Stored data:
_ _ _ _ _ _ _
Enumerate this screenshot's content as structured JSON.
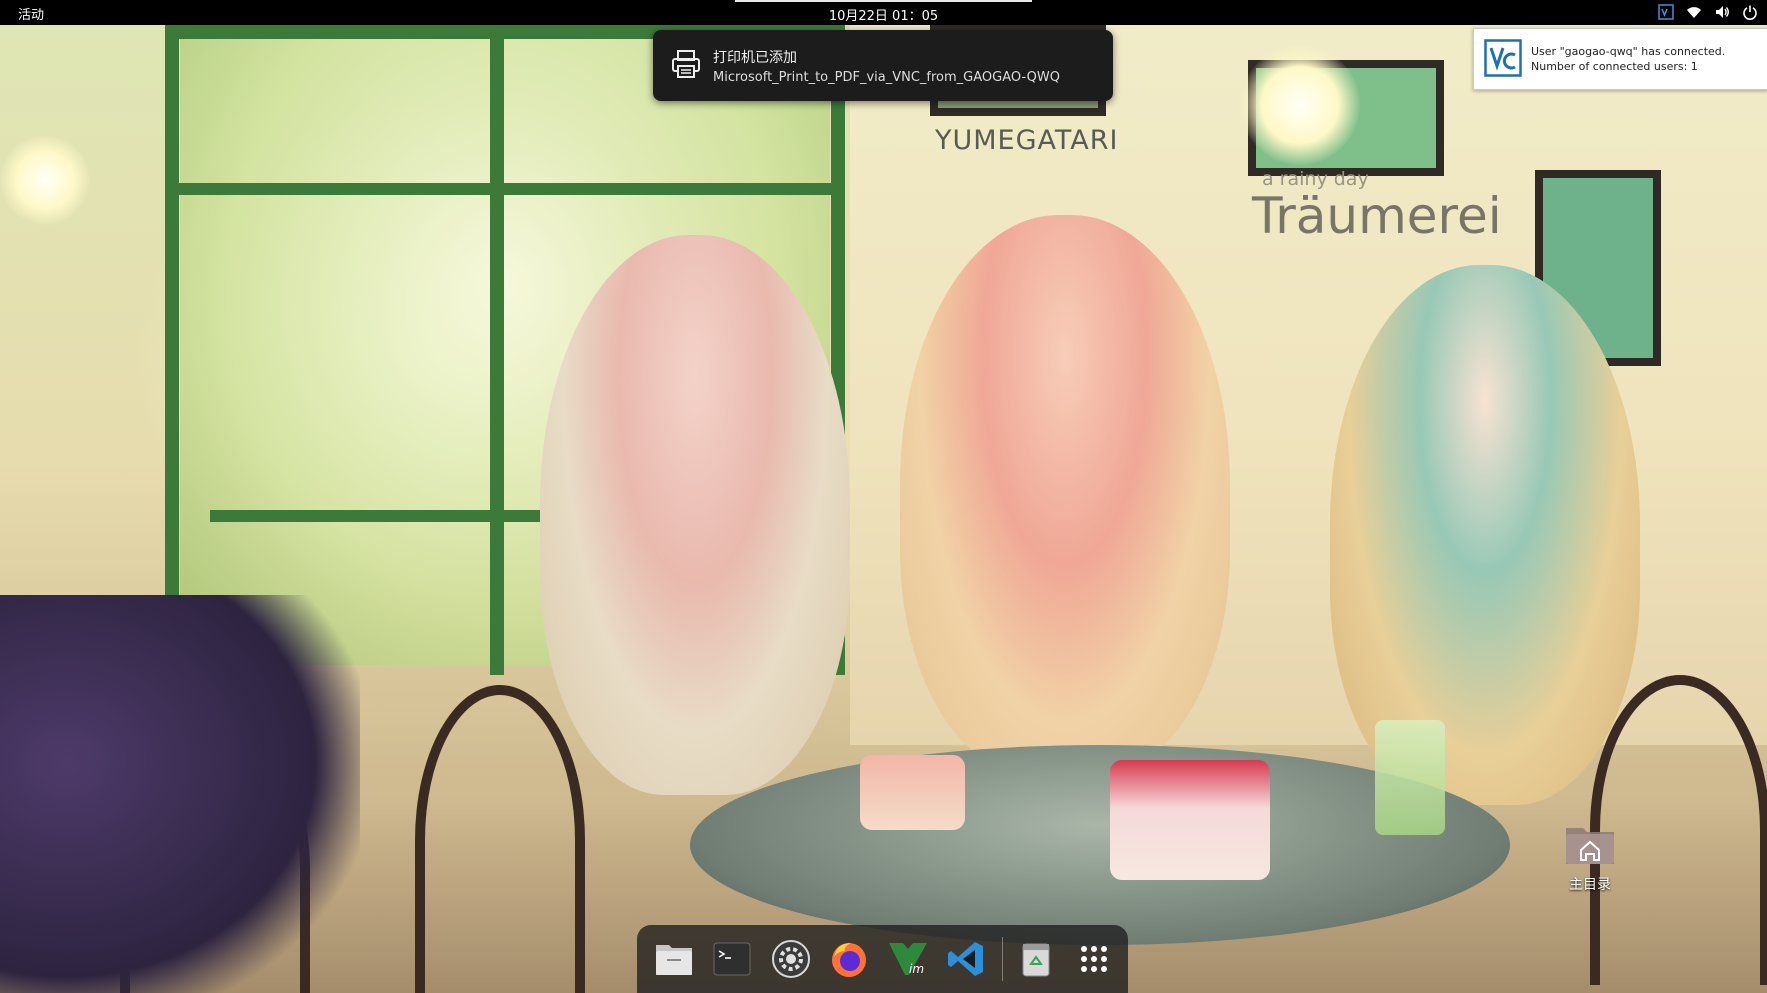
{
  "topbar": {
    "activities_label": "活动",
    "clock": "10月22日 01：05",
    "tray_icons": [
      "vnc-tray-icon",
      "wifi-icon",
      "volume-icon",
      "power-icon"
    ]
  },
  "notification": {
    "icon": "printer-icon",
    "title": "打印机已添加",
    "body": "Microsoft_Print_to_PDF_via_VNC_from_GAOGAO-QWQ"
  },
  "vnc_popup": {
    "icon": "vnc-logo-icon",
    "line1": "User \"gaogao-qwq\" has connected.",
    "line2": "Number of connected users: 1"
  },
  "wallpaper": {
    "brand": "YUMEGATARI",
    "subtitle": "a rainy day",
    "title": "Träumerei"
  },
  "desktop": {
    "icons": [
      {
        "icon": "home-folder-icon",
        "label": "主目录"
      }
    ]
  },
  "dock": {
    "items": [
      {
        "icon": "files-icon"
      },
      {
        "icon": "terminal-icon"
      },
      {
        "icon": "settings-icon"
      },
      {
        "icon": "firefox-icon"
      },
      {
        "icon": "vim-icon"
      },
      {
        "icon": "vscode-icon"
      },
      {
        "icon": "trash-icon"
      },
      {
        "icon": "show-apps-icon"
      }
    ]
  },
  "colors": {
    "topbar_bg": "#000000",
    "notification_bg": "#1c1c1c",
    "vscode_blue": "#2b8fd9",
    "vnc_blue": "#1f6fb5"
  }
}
_ _ _ _ _ _ _
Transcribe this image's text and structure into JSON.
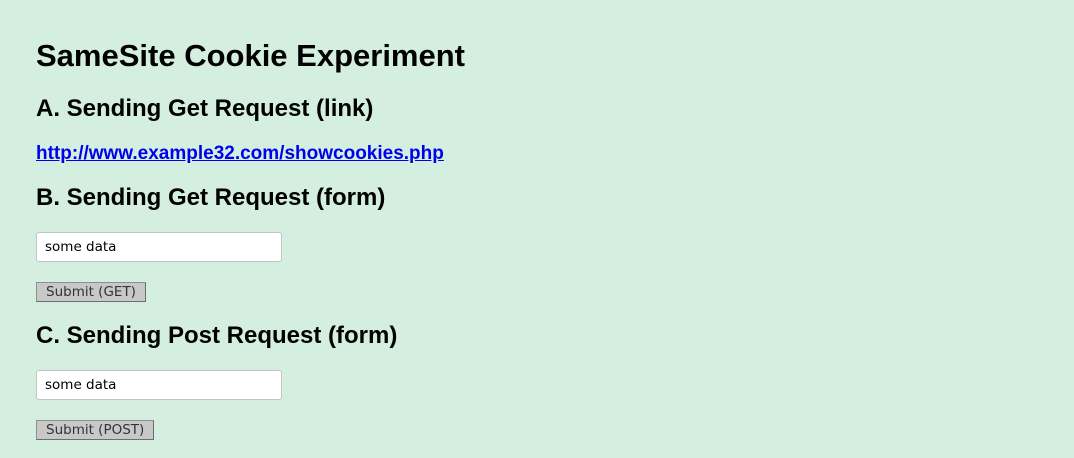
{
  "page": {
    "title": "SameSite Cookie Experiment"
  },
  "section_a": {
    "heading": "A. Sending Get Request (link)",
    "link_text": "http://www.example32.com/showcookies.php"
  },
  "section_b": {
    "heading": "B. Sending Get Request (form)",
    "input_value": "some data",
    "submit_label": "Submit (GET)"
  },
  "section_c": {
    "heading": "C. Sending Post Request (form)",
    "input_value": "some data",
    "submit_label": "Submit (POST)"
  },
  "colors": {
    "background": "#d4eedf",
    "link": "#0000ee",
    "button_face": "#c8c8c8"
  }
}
_ _ _ _ _ _ _
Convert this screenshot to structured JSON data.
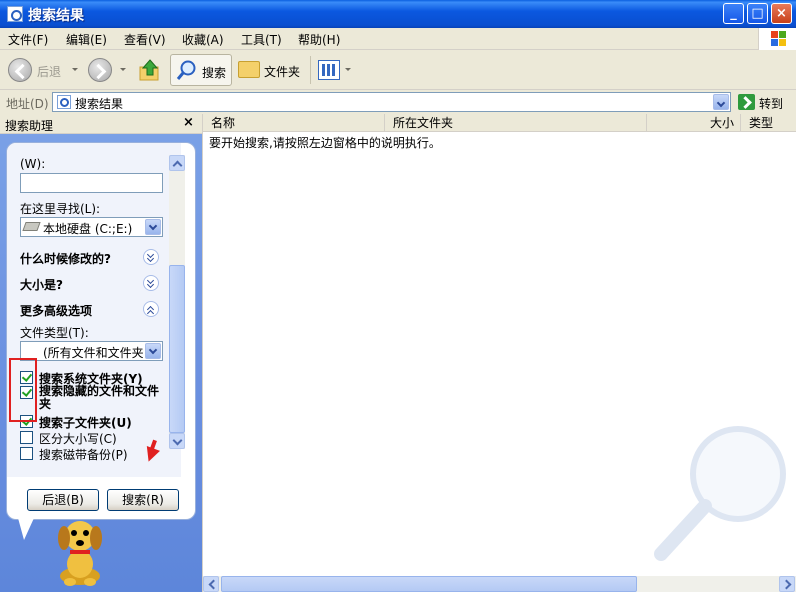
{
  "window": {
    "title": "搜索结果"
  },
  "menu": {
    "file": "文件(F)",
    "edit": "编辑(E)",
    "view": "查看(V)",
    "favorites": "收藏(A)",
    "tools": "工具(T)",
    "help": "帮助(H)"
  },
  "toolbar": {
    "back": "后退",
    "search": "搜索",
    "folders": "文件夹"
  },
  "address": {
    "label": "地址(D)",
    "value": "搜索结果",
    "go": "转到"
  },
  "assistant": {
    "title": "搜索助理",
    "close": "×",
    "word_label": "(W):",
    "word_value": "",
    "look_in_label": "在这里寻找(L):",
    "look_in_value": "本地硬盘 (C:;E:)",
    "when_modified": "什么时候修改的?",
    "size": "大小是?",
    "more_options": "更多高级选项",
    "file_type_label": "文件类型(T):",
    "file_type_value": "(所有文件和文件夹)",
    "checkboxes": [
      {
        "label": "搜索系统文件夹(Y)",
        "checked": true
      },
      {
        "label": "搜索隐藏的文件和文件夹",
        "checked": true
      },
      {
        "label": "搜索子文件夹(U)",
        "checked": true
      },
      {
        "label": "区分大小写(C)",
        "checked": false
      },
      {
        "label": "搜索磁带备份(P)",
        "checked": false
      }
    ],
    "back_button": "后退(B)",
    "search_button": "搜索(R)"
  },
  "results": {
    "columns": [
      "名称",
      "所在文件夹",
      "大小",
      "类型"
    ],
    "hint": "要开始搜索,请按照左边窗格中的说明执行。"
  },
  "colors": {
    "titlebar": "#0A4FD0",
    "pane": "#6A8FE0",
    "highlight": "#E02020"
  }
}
_ _ _ _ _ _ _
# [Requirement]
State the number of lines that contain the string "JSON", with no other words.

# [Completed task]
3